DIRECTION: Check every line below for the word "power" and show those that hold it.

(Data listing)
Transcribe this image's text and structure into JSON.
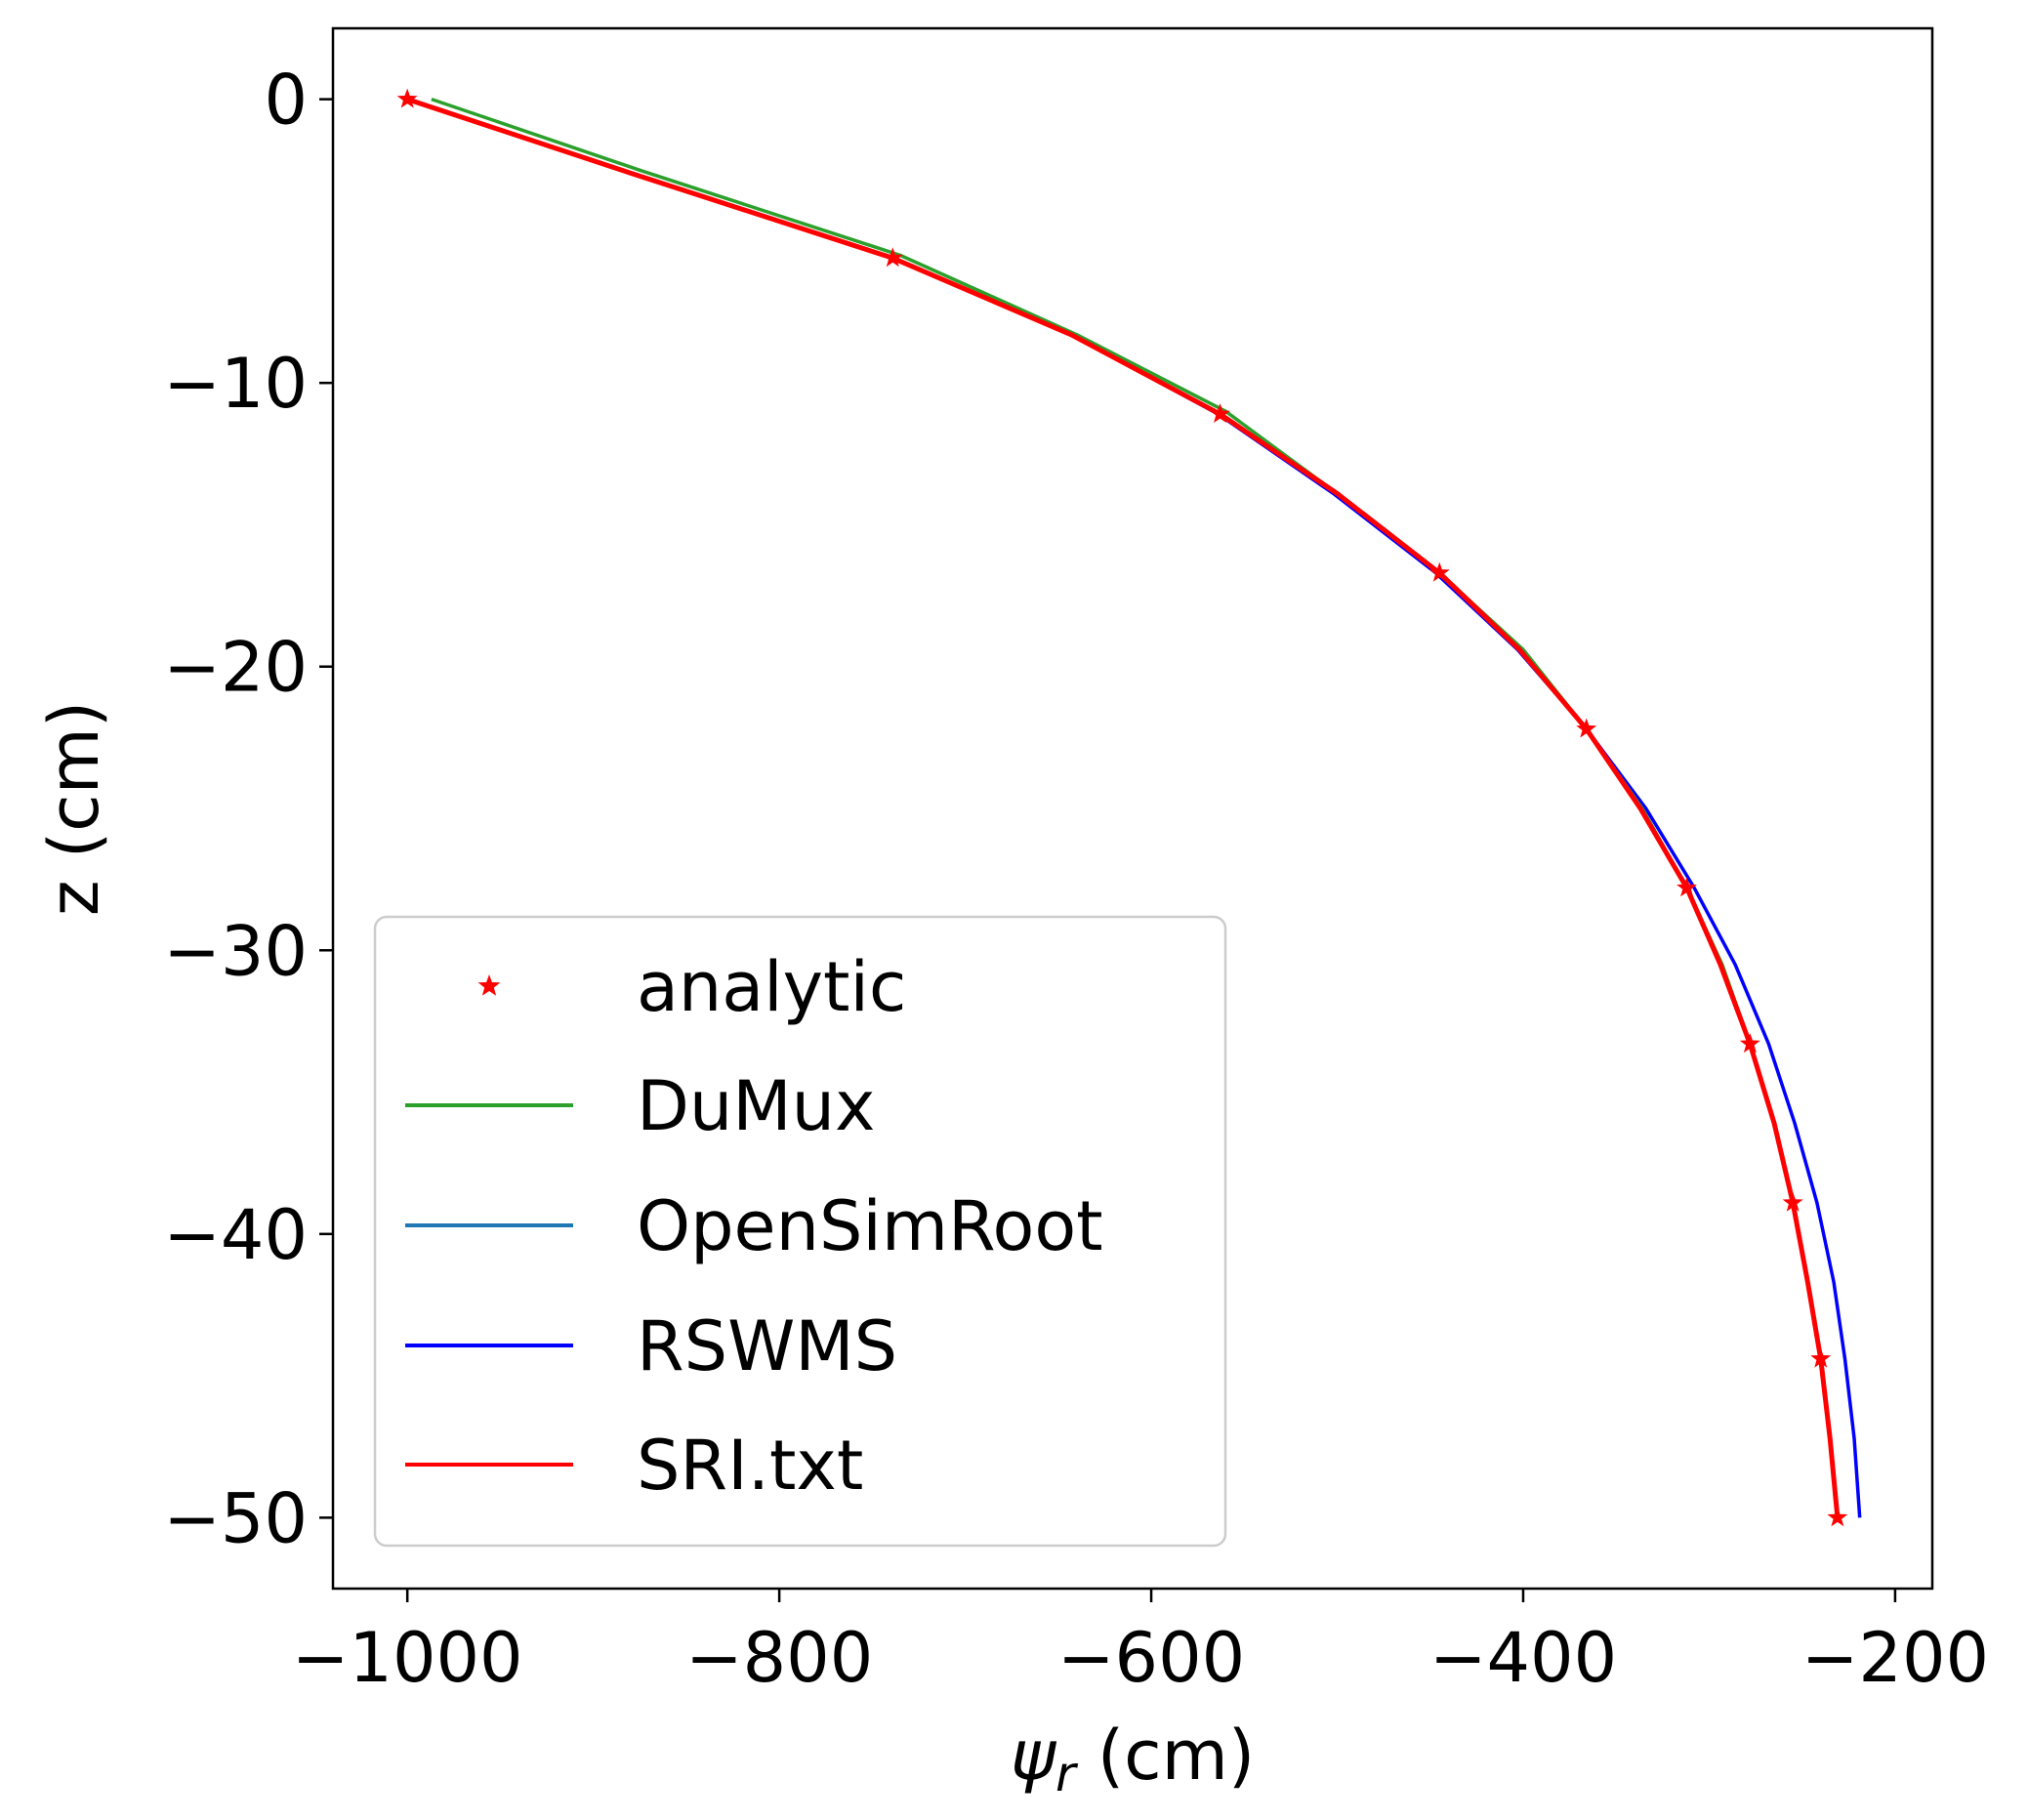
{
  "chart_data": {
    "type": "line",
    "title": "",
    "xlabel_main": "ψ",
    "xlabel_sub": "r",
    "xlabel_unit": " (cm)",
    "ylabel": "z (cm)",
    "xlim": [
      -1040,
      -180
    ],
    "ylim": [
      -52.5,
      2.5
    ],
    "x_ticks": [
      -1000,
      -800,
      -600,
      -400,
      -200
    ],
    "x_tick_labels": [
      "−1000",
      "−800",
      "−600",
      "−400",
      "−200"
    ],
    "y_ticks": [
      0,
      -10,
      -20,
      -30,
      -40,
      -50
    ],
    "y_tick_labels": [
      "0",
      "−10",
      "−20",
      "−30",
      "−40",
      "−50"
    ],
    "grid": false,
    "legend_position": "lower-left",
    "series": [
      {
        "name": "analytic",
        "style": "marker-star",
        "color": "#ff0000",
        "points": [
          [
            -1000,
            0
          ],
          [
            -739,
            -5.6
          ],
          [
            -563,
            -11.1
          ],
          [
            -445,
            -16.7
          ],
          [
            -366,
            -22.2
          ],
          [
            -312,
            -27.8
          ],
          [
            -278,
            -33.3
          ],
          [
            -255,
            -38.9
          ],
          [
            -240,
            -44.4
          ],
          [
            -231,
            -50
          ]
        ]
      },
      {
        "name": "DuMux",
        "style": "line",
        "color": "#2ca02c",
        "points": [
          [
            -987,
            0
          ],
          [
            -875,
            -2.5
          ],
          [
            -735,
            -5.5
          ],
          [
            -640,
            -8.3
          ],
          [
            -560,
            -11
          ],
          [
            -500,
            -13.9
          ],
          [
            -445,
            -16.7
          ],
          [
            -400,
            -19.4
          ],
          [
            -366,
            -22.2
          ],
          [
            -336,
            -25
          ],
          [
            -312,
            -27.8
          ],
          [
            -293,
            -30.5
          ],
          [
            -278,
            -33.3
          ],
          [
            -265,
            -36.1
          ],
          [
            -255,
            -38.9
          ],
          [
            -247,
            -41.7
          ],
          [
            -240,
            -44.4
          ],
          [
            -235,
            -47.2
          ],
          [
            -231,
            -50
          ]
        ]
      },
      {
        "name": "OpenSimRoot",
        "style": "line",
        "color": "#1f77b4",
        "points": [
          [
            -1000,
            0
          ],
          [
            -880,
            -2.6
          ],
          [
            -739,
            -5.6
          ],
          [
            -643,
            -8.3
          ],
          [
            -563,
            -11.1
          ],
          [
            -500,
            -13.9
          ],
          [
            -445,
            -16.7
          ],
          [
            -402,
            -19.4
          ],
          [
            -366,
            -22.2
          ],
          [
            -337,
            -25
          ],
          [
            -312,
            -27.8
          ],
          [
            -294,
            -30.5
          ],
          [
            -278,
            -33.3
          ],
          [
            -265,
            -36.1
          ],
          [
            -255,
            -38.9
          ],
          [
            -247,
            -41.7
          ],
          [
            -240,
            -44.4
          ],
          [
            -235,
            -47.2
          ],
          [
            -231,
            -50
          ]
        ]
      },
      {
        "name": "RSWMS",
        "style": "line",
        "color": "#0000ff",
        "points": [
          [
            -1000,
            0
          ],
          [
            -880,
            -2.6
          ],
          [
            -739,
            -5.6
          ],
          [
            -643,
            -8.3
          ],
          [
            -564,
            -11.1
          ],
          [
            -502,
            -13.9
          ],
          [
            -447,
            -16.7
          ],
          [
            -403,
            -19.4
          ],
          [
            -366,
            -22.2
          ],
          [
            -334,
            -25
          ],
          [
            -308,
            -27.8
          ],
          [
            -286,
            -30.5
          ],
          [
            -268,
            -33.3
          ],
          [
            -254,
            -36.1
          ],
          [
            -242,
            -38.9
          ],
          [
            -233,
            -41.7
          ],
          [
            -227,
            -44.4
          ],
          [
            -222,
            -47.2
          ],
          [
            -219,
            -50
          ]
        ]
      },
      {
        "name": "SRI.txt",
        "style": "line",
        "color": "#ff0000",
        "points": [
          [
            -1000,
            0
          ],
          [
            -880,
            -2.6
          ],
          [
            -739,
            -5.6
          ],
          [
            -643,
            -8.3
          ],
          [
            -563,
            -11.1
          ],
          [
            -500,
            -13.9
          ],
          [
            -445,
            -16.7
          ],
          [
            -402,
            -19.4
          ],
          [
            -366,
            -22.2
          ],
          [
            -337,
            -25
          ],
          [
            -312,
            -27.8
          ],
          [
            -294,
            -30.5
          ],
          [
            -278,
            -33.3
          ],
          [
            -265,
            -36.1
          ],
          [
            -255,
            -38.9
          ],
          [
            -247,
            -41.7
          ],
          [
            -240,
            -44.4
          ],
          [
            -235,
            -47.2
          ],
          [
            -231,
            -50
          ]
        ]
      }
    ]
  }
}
==
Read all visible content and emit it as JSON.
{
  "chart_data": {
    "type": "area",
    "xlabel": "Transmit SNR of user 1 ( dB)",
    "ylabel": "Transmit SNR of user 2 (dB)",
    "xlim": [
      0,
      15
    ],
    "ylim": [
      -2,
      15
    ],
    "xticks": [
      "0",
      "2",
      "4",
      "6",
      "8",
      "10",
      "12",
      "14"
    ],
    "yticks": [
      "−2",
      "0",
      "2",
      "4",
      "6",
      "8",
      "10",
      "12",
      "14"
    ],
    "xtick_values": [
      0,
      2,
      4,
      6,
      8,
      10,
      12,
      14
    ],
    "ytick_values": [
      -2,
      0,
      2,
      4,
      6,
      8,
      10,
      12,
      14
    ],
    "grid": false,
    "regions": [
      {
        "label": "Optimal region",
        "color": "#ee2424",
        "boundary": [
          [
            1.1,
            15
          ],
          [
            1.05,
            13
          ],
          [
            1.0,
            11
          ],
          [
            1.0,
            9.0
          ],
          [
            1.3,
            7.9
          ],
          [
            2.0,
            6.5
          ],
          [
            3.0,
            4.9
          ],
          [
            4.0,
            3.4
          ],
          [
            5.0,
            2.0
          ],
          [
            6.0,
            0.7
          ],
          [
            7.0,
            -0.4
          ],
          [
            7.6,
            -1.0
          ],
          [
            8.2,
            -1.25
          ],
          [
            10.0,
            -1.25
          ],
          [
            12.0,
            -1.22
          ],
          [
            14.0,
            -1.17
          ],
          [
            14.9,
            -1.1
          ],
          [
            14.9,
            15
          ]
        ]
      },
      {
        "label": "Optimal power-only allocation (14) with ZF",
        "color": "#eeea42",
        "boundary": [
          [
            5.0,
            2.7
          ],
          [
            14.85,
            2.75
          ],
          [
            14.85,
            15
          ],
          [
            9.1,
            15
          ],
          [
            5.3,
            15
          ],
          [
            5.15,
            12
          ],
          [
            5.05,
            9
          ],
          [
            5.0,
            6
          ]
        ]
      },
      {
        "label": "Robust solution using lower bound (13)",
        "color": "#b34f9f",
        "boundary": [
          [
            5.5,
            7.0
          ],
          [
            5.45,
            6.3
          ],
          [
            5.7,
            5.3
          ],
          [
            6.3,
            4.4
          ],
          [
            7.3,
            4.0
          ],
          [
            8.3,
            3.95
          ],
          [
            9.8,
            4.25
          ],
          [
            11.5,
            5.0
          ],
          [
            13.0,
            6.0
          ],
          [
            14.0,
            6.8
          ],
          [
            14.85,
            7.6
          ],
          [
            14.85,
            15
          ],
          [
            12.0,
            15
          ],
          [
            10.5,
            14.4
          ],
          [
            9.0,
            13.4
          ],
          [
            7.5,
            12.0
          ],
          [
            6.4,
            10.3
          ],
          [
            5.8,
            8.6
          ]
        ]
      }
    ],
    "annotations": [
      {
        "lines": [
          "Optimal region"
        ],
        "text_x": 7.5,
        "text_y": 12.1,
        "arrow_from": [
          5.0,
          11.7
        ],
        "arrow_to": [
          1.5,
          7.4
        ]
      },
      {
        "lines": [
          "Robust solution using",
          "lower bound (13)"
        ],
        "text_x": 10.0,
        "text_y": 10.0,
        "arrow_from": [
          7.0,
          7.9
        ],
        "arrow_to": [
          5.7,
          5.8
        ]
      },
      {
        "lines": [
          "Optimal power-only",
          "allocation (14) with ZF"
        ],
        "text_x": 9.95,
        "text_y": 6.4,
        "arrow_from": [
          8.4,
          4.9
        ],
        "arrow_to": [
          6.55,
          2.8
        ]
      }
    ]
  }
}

RESULT OF THE TASK:
        "label": "Optimal power-only allocation (14) with ZF",
          "Optimal power-only",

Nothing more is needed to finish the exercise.